Exercise requirements
Look for "para" in each line of the entries, and return the matching lines.

Data to use

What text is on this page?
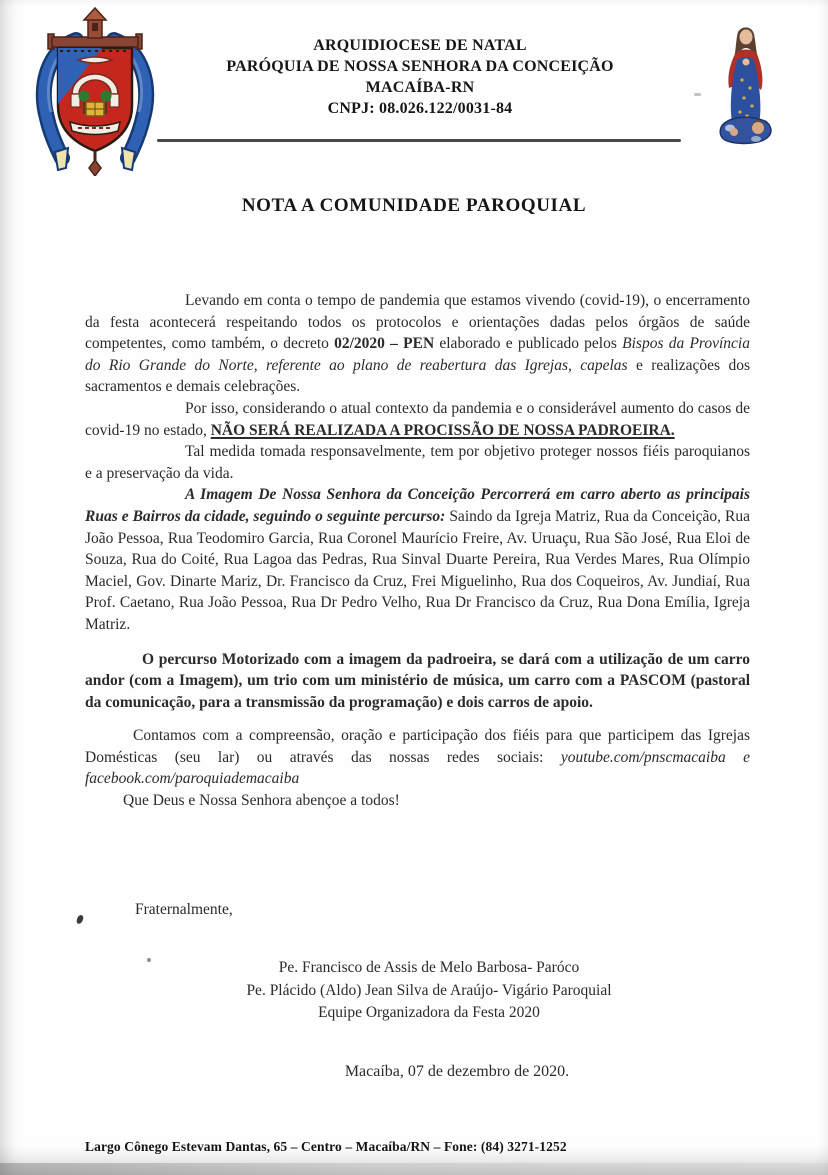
ARQUIDIOCESE DE NATAL
PARÓQUIA DE NOSSA SENHORA DA CONCEIÇÃO
MACAÍBA-RN
CNPJ: 08.026.122/0031-84
NOTA A COMUNIDADE PAROQUIAL

Levando em conta o tempo de pandemia que estamos vivendo (covid-19), o encerramento da festa acontecerá respeitando todos os protocolos e orientações dadas pelos órgãos de saúde competentes, como também, o decreto 02/2020 – PEN elaborado e publicado pelos Bispos da Província do Rio Grande do Norte, referente ao plano de reabertura das Igrejas, capelas e realizações dos sacramentos e demais celebrações.

Por isso, considerando o atual contexto da pandemia e o considerável aumento do casos de covid-19 no estado, NÃO SERÁ REALIZADA A PROCISSÃO DE NOSSA PADROEIRA.

Tal medida tomada responsavelmente, tem por objetivo proteger nossos fiéis paroquianos e a preservação da vida.

A Imagem De Nossa Senhora da Conceição Percorrerá em carro aberto as principais Ruas e Bairros da cidade, seguindo o seguinte percurso: Saindo da Igreja Matriz, Rua da Conceição, Rua João Pessoa, Rua Teodomiro Garcia, Rua Coronel Maurício Freire, Av. Uruaçu, Rua São José, Rua Eloi de Souza, Rua do Coité, Rua Lagoa das Pedras, Rua Sinval Duarte Pereira, Rua Verdes Mares, Rua Olímpio Maciel, Gov. Dinarte Mariz, Dr. Francisco da Cruz, Frei Miguelinho, Rua dos Coqueiros, Av. Jundiaí, Rua Prof. Caetano, Rua João Pessoa, Rua Dr Pedro Velho, Rua Dr Francisco da Cruz, Rua Dona Emília, Igreja Matriz.

O percurso Motorizado com a imagem da padroeira, se dará com a utilização de um carro andor (com a Imagem), um trio com um ministério de música, um carro com a PASCOM (pastoral da comunicação, para a transmissão da programação) e dois carros de apoio.

Contamos com a compreensão, oração e participação dos fiéis para que participem das Igrejas Domésticas (seu lar) ou através das nossas redes sociais: youtube.com/pnscmacaiba e facebook.com/paroquiademacaiba

Que Deus e Nossa Senhora abençoe a todos!

Fraternalmente,
Pe. Francisco de Assis de Melo Barbosa- Paróco
Pe. Plácido (Aldo) Jean Silva de Araújo- Vigário Paroquial
Equipe Organizadora da Festa 2020
Macaíba, 07 de dezembro de 2020.
Largo Cônego Estevam Dantas, 65 – Centro – Macaíba/RN – Fone: (84) 3271-1252
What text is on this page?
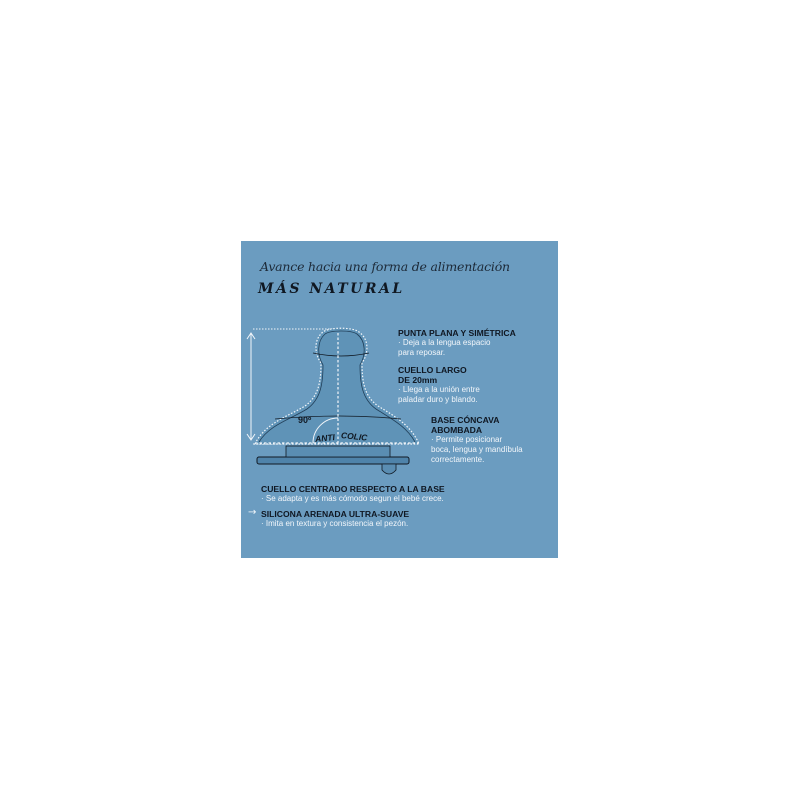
Avance hacia una forma de alimentación
MÁS NATURAL
90º
ANTI COLIC
PUNTA PLANA Y SIMÉTRICA
· Deja a la lengua espacio
para reposar.
CUELLO LARGO
DE 20mm
· Llega a la unión entre
paladar duro y blando.
BASE CÓNCAVA
ABOMBADA
· Permite posicionar
boca, lengua y mandíbula
correctamente.
CUELLO CENTRADO RESPECTO A LA BASE
· Se adapta y es más cómodo segun el bebé crece.
→ SILICONA ARENADA ULTRA-SUAVE
· Imita en textura y consistencia el pezón.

Answer
O percurso Motorizado com a imagem da padroeira, se dará com a utilização de um carro andor (com a Imagem), um trio com um ministério de música, um carro com a PASCOM (pastoral da comunicação, para a transmissão da programação) e dois carros de apoio.
Contamos com a compreensão, oração e participação dos fiéis para que participem das Igrejas Domésticas (seu lar) ou através das nossas redes sociais: youtube.com/pnscmacaiba e facebook.com/paroquiademacaiba
para reposar.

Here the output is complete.